═══ MATERIAL PROVIDED
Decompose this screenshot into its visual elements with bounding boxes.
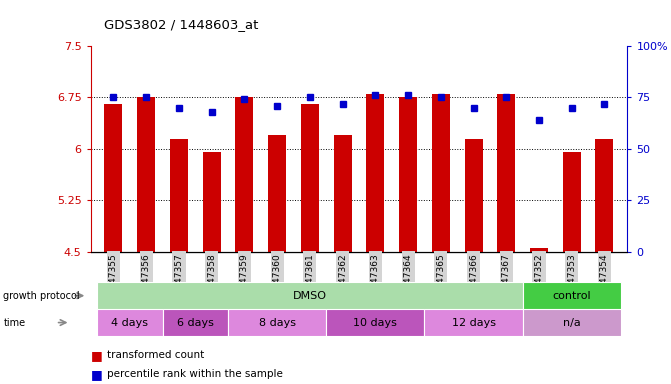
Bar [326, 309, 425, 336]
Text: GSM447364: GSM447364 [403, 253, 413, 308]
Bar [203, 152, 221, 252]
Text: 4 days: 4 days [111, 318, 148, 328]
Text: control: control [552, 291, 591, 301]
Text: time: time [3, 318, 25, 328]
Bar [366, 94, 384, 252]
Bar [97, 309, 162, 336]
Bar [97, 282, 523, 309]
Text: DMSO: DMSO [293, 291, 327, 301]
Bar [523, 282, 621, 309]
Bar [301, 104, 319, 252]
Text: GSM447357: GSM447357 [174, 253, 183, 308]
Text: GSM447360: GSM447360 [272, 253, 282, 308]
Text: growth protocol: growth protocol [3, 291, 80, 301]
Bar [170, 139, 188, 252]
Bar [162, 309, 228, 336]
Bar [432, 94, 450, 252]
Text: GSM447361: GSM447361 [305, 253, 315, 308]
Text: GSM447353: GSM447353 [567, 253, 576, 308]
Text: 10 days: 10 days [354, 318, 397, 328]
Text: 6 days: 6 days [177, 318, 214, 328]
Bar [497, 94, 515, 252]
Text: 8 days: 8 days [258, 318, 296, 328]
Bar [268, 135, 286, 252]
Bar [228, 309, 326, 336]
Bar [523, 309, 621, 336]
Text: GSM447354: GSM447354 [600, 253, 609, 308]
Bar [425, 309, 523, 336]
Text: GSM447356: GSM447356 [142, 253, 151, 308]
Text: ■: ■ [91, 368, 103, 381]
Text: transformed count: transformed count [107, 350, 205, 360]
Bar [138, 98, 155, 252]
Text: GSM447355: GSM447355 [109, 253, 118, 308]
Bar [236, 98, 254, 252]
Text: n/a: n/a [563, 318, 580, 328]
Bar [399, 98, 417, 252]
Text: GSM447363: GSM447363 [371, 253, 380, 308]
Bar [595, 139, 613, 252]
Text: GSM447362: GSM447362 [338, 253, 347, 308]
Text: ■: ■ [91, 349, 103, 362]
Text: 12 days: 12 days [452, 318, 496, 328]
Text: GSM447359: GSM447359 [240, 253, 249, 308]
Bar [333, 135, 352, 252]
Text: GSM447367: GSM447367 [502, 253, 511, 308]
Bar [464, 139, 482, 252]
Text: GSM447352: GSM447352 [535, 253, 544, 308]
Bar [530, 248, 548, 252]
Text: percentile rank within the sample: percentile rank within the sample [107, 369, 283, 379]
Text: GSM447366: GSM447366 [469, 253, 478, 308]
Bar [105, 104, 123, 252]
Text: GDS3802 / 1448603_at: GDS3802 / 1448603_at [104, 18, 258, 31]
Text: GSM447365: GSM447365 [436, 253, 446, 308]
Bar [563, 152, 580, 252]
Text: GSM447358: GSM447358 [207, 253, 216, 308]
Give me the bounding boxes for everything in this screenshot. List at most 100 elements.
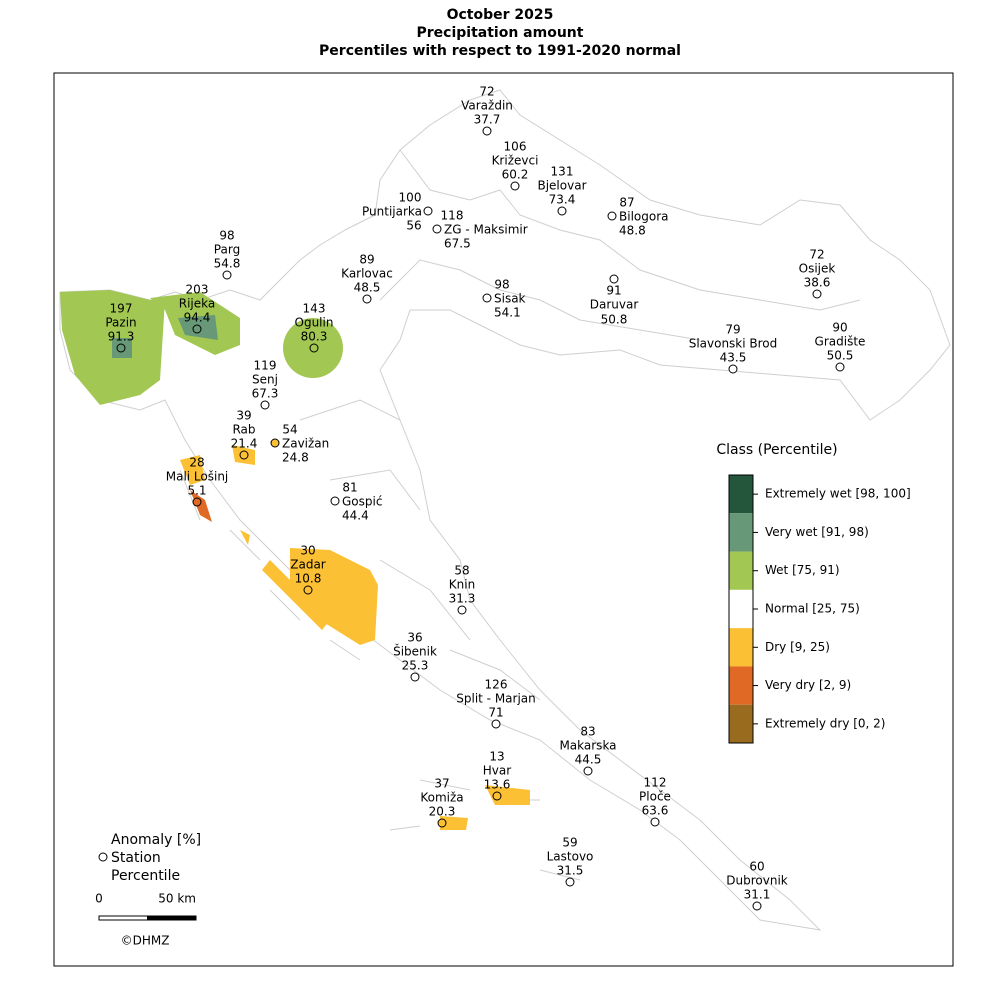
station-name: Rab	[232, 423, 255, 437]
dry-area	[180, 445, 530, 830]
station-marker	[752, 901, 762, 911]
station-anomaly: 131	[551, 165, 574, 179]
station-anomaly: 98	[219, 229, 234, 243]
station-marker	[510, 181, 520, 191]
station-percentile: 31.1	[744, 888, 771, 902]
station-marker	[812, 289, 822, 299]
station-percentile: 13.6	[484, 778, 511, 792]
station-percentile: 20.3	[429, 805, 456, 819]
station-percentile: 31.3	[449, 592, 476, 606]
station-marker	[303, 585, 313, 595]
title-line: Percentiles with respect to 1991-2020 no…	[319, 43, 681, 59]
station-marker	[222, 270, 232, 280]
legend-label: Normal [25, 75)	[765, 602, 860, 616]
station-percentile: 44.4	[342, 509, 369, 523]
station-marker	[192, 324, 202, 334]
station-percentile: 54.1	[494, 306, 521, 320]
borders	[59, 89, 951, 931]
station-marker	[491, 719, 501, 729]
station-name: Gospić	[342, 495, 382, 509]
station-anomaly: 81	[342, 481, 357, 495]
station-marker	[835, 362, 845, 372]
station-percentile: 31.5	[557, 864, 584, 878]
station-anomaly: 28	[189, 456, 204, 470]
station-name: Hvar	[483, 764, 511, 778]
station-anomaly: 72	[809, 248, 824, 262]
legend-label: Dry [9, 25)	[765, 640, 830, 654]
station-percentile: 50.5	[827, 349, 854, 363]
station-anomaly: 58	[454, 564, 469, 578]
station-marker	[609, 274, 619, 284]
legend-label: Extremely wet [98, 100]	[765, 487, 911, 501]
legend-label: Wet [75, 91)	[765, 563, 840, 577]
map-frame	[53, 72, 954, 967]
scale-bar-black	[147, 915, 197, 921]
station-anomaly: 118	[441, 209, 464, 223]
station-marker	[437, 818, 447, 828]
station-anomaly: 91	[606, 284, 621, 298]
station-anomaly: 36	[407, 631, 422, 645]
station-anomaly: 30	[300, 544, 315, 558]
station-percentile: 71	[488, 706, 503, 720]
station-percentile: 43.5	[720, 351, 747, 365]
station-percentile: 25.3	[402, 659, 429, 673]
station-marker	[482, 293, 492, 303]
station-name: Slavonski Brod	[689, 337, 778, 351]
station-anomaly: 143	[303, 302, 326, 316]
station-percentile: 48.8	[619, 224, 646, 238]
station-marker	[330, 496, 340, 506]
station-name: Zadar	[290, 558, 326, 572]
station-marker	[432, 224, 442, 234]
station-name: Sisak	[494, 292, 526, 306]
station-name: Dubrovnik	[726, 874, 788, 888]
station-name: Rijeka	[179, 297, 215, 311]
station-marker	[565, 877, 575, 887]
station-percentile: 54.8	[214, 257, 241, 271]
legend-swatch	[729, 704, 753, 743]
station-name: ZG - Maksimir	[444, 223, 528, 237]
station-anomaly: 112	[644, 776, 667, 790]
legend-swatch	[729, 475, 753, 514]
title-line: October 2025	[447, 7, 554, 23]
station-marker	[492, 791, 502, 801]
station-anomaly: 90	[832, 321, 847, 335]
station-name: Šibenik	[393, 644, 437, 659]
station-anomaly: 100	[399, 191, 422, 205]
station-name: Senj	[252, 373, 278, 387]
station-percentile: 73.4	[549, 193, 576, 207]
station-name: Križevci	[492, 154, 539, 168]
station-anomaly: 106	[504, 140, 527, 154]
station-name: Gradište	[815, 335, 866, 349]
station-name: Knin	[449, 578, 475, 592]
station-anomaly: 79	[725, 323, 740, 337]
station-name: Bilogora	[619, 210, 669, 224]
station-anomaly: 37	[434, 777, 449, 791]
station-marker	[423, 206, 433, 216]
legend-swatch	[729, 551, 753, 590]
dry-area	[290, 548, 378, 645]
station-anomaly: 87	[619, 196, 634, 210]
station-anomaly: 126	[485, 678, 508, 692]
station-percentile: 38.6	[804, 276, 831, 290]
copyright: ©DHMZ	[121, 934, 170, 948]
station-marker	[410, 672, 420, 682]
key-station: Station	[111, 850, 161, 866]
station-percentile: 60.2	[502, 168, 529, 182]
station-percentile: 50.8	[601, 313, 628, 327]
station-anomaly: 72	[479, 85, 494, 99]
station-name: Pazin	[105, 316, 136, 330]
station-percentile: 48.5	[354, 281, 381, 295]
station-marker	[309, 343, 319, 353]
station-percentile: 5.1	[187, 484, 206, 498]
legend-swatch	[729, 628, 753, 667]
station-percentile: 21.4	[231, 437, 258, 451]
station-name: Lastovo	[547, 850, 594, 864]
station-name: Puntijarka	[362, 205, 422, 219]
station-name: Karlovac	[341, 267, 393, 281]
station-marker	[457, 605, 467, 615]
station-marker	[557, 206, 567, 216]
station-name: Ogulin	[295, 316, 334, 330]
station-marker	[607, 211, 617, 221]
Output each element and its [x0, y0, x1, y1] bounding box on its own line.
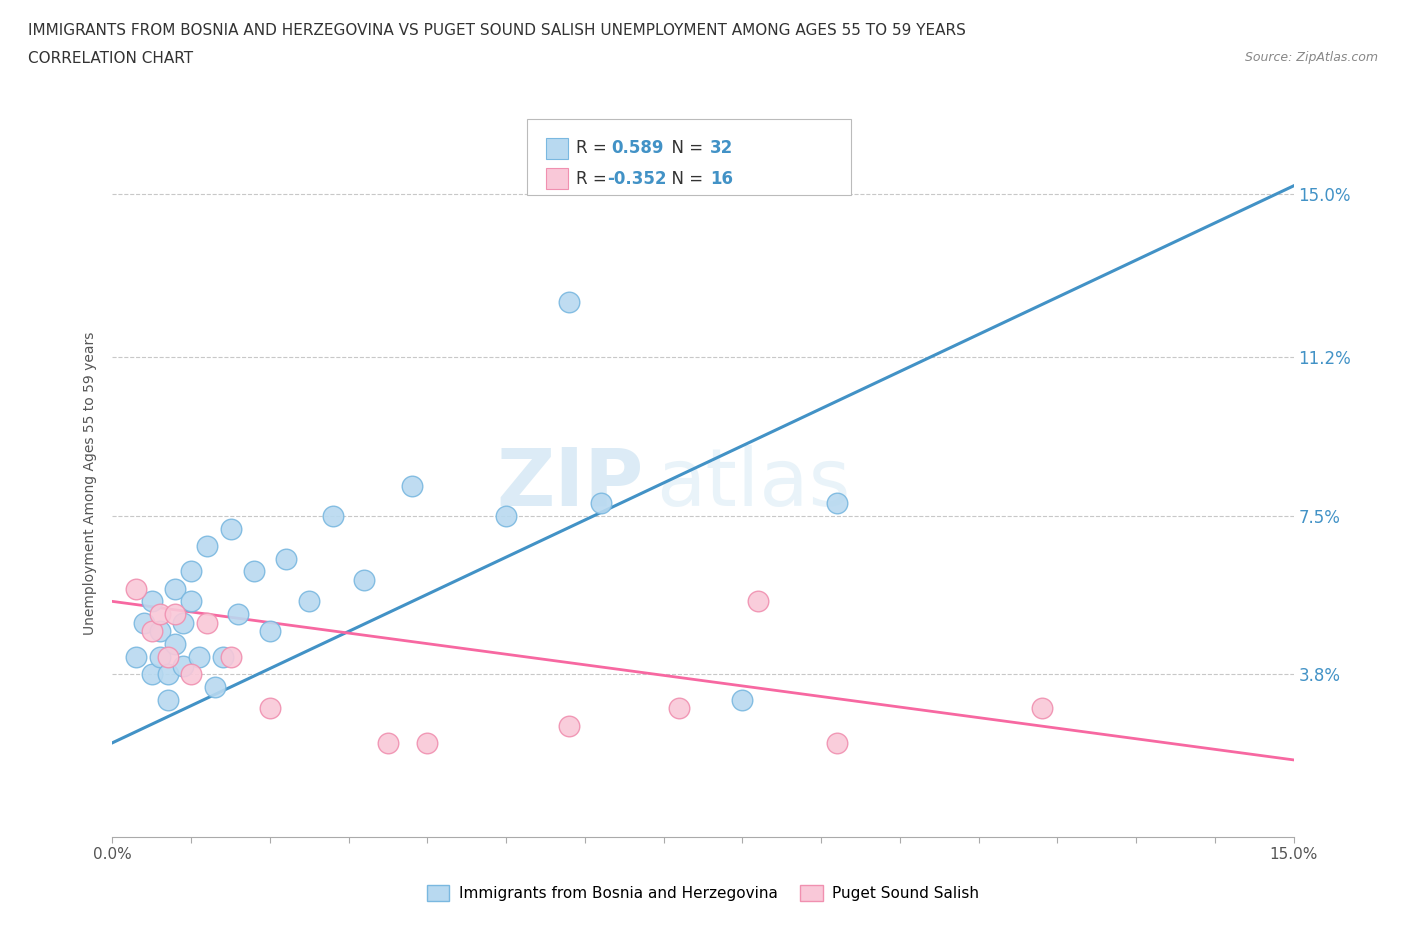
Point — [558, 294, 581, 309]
══════
EXERCISE DETAILS
Copy the lines of the data above verbatim, from the line that contains "Bar [326, 309, 425, 336]" through the line that contains "Text: DMSO: DMSO [293, 291, 327, 301]", including both of those lines.

TASK RESPONSE
Bar [326, 309, 425, 336]
Text: GSM447364: GSM447364 [403, 253, 413, 308]
Bar [203, 152, 221, 252]
Text: 4 days: 4 days [111, 318, 148, 328]
Text: control: control [552, 291, 591, 301]
Text: time: time [3, 318, 25, 328]
Bar [366, 94, 384, 252]
Bar [97, 309, 162, 336]
Bar [97, 282, 523, 309]
Text: DMSO: DMSO [293, 291, 327, 301]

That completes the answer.